Your goal
For the records below, say how many lines contain the string "media". Give the number only.

Supplied data
===

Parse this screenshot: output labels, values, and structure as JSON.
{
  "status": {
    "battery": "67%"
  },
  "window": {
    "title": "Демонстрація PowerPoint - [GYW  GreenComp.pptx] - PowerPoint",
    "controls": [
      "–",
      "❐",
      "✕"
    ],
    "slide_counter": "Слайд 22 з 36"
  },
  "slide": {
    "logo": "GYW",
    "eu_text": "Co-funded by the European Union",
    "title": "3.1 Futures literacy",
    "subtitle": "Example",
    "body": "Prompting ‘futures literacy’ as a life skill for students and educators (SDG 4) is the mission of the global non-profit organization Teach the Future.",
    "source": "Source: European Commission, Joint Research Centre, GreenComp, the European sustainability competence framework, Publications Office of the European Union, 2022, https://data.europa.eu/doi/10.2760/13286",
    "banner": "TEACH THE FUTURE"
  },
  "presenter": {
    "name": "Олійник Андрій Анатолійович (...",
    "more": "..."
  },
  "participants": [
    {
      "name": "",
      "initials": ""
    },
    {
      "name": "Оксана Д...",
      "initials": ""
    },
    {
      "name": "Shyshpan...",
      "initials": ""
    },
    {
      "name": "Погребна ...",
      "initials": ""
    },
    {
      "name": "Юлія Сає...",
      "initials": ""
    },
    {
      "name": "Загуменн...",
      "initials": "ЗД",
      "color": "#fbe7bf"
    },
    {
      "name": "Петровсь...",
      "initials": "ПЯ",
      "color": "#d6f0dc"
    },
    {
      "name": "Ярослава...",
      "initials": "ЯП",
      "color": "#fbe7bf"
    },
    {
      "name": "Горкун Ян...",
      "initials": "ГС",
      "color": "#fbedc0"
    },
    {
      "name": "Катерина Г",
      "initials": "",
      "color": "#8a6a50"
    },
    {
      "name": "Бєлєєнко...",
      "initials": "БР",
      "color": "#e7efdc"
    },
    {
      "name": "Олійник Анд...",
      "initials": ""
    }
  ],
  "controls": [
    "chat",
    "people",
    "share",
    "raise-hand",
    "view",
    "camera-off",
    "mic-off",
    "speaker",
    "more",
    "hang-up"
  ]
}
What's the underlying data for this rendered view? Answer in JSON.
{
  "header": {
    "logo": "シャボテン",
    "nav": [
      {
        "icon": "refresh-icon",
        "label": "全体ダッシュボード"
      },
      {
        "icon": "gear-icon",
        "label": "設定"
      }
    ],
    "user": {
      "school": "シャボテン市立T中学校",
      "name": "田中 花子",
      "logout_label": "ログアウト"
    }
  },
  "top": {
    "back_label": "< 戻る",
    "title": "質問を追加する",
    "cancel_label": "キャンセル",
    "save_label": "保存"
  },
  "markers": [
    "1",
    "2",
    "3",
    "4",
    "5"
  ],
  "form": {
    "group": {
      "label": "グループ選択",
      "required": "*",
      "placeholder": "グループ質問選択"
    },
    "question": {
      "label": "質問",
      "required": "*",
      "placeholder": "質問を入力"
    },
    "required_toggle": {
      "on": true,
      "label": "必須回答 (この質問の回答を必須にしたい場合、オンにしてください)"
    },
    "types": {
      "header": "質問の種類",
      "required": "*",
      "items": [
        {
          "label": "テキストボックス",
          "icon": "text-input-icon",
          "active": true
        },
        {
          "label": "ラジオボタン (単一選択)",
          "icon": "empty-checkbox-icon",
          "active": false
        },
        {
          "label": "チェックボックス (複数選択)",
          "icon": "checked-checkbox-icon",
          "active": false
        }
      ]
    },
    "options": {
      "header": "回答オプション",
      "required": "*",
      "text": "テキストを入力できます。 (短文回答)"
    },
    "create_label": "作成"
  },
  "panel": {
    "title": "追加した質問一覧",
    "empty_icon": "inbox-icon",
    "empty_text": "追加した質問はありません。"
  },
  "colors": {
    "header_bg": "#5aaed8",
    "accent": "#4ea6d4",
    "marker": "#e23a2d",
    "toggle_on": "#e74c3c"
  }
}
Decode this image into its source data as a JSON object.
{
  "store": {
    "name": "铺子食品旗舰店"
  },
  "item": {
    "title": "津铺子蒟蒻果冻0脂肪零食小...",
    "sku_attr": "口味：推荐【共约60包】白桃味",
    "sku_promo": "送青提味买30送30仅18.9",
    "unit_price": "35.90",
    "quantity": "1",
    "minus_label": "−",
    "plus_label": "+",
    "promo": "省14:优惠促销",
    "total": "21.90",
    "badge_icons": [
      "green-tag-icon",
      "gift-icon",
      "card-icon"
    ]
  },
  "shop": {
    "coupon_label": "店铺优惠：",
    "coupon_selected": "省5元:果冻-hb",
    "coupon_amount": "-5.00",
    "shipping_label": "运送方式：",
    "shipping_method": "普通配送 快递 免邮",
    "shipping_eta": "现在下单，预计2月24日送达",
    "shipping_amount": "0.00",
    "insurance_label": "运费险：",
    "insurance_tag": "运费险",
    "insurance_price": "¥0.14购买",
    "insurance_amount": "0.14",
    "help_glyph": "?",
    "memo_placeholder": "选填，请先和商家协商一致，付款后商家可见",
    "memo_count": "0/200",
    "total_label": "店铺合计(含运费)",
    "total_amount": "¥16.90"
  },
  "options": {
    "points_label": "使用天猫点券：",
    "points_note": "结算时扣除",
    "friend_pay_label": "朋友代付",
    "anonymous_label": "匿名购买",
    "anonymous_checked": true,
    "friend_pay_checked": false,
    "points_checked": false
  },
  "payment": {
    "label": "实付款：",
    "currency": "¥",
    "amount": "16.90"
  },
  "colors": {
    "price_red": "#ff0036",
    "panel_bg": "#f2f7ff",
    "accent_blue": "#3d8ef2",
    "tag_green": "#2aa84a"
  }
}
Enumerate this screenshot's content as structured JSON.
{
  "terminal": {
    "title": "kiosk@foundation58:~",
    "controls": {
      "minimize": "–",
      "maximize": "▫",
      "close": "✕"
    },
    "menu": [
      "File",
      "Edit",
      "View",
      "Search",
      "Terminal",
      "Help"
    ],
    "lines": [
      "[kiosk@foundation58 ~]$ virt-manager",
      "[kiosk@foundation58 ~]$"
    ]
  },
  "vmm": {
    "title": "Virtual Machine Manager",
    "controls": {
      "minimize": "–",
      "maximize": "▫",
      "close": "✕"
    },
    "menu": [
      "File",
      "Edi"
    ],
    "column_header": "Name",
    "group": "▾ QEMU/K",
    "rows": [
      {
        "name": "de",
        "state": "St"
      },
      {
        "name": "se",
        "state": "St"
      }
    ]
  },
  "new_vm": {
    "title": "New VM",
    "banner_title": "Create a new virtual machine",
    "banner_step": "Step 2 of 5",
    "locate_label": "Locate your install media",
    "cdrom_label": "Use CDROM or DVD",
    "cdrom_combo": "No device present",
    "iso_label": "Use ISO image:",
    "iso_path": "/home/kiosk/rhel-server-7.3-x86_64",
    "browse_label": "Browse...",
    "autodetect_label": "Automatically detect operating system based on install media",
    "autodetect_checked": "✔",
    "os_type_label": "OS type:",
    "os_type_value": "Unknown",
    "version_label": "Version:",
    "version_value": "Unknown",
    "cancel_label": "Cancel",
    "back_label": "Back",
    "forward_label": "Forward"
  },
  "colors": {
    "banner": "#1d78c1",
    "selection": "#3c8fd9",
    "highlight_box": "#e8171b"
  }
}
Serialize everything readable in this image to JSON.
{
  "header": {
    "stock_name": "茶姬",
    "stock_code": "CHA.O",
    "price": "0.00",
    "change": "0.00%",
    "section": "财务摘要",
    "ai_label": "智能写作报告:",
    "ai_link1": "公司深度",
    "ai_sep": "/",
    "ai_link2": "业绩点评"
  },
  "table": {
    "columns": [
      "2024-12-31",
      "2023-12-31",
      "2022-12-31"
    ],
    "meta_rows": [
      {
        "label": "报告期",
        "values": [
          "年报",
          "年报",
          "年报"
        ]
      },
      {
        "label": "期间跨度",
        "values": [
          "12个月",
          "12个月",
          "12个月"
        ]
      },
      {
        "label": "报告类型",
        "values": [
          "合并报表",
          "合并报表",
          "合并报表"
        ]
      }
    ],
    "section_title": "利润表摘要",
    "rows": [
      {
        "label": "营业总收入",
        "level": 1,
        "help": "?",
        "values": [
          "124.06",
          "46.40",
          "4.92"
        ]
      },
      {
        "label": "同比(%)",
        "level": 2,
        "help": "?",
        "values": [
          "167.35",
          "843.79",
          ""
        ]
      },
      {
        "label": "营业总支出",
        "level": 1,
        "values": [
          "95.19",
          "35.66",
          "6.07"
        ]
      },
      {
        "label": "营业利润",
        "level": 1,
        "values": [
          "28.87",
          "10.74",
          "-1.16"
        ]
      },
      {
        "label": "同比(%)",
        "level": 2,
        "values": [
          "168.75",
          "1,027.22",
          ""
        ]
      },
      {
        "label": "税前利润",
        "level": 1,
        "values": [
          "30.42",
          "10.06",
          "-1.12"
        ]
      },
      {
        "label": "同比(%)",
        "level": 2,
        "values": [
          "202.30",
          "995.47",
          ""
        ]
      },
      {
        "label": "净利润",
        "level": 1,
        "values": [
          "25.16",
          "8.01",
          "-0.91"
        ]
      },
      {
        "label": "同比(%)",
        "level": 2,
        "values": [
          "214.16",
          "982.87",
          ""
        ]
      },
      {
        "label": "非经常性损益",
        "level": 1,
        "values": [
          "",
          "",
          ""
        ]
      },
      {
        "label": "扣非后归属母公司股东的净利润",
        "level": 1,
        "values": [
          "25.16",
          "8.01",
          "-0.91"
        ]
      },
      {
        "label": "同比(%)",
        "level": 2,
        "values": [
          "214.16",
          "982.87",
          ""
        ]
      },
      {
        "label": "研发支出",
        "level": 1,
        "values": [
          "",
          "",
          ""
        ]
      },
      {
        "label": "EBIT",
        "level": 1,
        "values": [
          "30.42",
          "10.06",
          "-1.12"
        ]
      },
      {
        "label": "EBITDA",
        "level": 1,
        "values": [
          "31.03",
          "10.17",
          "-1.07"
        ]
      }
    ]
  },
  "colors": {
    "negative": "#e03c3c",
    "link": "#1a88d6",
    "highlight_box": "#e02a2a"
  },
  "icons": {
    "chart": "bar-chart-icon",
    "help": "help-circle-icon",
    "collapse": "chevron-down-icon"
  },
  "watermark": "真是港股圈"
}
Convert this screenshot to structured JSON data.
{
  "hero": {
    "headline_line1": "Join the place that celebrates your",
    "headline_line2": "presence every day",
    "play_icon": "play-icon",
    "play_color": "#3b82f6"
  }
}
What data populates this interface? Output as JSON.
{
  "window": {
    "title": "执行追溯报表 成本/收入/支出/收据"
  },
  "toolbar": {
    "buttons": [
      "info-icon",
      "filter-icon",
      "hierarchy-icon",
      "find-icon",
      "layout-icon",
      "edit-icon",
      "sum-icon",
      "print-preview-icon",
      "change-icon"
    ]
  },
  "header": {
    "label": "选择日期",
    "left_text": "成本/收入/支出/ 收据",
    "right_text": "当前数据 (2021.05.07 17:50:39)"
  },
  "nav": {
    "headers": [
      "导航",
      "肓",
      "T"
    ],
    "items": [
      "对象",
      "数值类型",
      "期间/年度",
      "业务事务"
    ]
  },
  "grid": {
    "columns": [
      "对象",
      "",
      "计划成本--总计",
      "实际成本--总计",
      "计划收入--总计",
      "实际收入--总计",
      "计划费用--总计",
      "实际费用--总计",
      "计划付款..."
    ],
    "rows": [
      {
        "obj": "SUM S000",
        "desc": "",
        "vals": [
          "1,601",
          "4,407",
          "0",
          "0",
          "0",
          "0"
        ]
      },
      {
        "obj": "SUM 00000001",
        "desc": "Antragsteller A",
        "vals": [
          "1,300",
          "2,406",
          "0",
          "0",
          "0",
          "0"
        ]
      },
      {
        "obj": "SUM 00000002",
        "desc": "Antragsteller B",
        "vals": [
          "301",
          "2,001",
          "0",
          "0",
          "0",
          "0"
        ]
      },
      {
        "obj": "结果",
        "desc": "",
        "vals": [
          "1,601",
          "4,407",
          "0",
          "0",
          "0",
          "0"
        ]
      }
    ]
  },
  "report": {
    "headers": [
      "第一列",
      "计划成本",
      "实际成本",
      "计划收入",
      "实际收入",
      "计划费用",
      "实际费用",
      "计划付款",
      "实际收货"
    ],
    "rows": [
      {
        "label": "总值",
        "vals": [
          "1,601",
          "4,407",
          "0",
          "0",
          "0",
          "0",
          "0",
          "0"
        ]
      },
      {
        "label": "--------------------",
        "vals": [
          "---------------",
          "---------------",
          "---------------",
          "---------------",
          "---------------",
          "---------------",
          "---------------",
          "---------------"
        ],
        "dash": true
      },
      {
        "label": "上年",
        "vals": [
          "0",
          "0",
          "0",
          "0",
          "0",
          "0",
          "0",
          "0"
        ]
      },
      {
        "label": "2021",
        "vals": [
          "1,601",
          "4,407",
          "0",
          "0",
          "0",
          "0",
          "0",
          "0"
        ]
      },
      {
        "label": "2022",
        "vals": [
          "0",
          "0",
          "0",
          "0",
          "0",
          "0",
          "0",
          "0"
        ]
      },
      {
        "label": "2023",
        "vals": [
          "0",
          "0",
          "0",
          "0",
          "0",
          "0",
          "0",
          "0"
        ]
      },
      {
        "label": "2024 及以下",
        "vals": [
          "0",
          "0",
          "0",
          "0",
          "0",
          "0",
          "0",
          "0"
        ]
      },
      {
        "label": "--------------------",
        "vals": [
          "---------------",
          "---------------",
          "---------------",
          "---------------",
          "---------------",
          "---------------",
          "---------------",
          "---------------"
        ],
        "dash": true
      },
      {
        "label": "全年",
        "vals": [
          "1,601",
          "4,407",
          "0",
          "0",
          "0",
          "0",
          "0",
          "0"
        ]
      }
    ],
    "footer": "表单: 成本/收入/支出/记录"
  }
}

===

Reply to the exercise
2